### What the task asks
Leave out the pictures; transcribe all else exactly.

### Excerpted records
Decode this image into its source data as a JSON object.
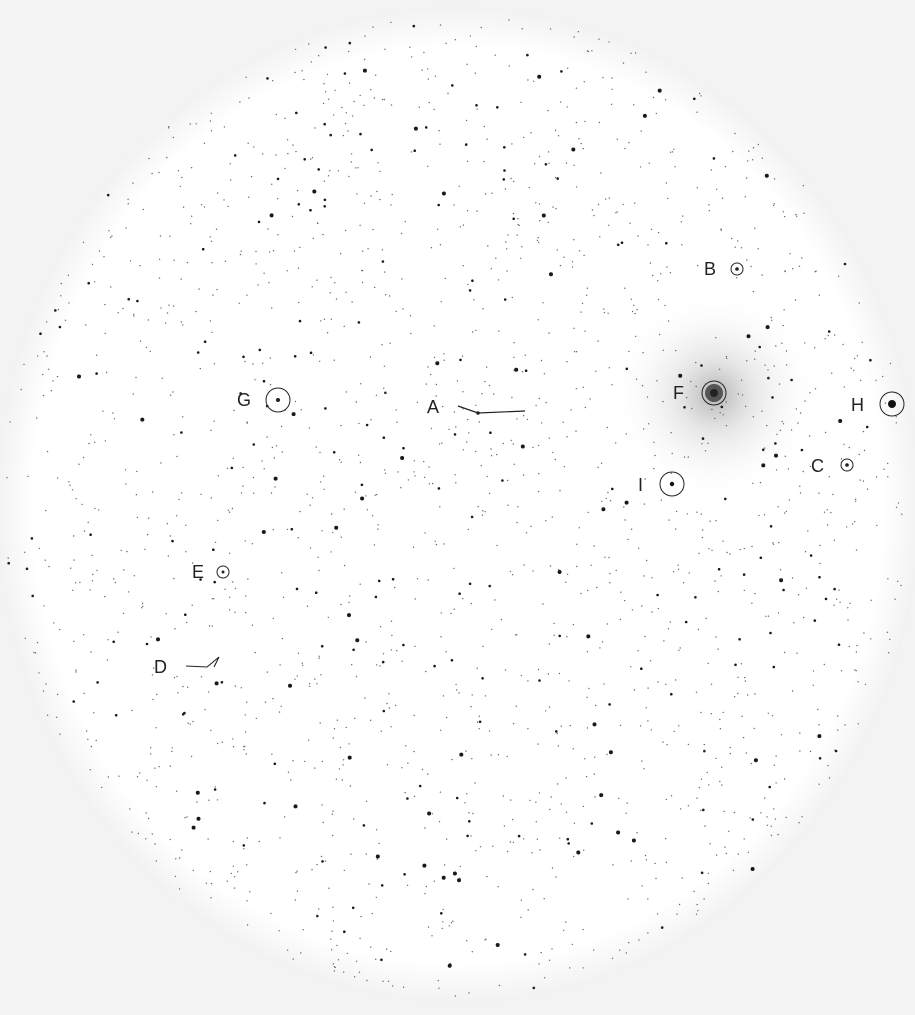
{
  "image": {
    "background_color": "#f4f4f4",
    "sky_color": "#ffffff",
    "star_color": "#1a1a1a"
  },
  "objects": [
    {
      "id": "A",
      "label": "A",
      "marker": "line-trail"
    },
    {
      "id": "B",
      "label": "B",
      "marker": "small-circle"
    },
    {
      "id": "C",
      "label": "C",
      "marker": "small-circle"
    },
    {
      "id": "D",
      "label": "D",
      "marker": "line-trail"
    },
    {
      "id": "E",
      "label": "E",
      "marker": "small-circle"
    },
    {
      "id": "F",
      "label": "F",
      "marker": "bright-star-with-halo"
    },
    {
      "id": "G",
      "label": "G",
      "marker": "circle"
    },
    {
      "id": "H",
      "label": "H",
      "marker": "circle"
    },
    {
      "id": "I",
      "label": "I",
      "marker": "circle"
    }
  ]
}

### Answer to the task
Decode this image into its source data as a JSON object.
{
  "image": {
    "background_color": "#f4f4f4",
    "sky_color": "#ffffff",
    "star_color": "#1a1a1a"
  },
  "objects": [
    {
      "id": "A",
      "label": "A",
      "marker": "line-trail"
    },
    {
      "id": "B",
      "label": "B",
      "marker": "small-circle"
    },
    {
      "id": "C",
      "label": "C",
      "marker": "small-circle"
    },
    {
      "id": "D",
      "label": "D",
      "marker": "line-trail"
    },
    {
      "id": "E",
      "label": "E",
      "marker": "small-circle"
    },
    {
      "id": "F",
      "label": "F",
      "marker": "bright-star-with-halo"
    },
    {
      "id": "G",
      "label": "G",
      "marker": "circle"
    },
    {
      "id": "H",
      "label": "H",
      "marker": "circle"
    },
    {
      "id": "I",
      "label": "I",
      "marker": "circle"
    }
  ]
}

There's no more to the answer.